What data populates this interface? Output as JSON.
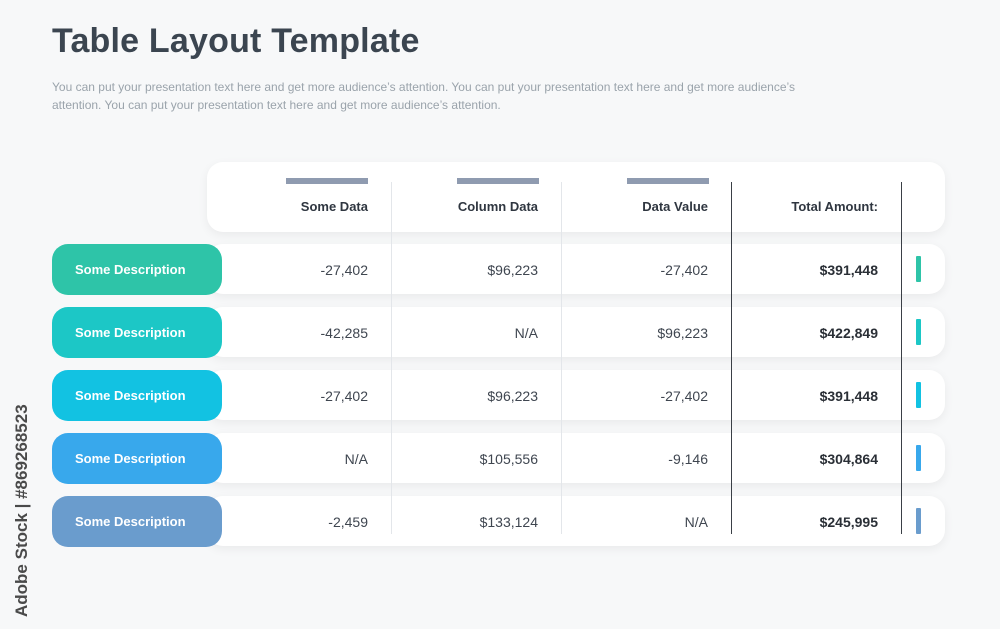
{
  "page": {
    "title": "Table Layout Template",
    "subtitle": "You can put your presentation text here and get more audience’s attention. You can put your presentation text here and get more audience’s attention. You can put your presentation text here and get more audience’s attention.",
    "watermark": "Adobe Stock | #869268523"
  },
  "table": {
    "headers": [
      "Some Data",
      "Column Data",
      "Data Value",
      "Total Amount:"
    ],
    "header_bar_color": "#8f9bb0",
    "rows": [
      {
        "label": "Some Description",
        "color": "#2ec4a8",
        "marker": "#2ec4a8",
        "cells": [
          "-27,402",
          "$96,223",
          "-27,402"
        ],
        "total": "$391,448"
      },
      {
        "label": "Some Description",
        "color": "#1cc7c6",
        "marker": "#1cc7c6",
        "cells": [
          "-42,285",
          "N/A",
          "$96,223"
        ],
        "total": "$422,849"
      },
      {
        "label": "Some Description",
        "color": "#12c2e2",
        "marker": "#12c2e2",
        "cells": [
          "-27,402",
          "$96,223",
          "-27,402"
        ],
        "total": "$391,448"
      },
      {
        "label": "Some Description",
        "color": "#38a8ec",
        "marker": "#38a8ec",
        "cells": [
          "N/A",
          "$105,556",
          "-9,146"
        ],
        "total": "$304,864"
      },
      {
        "label": "Some Description",
        "color": "#6a9ccd",
        "marker": "#6a9ccd",
        "cells": [
          "-2,459",
          "$133,124",
          "N/A"
        ],
        "total": "$245,995"
      }
    ]
  }
}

▶ Aim: Give the count of lines holding the word "marker", with no other words.

▶ Written answer: 5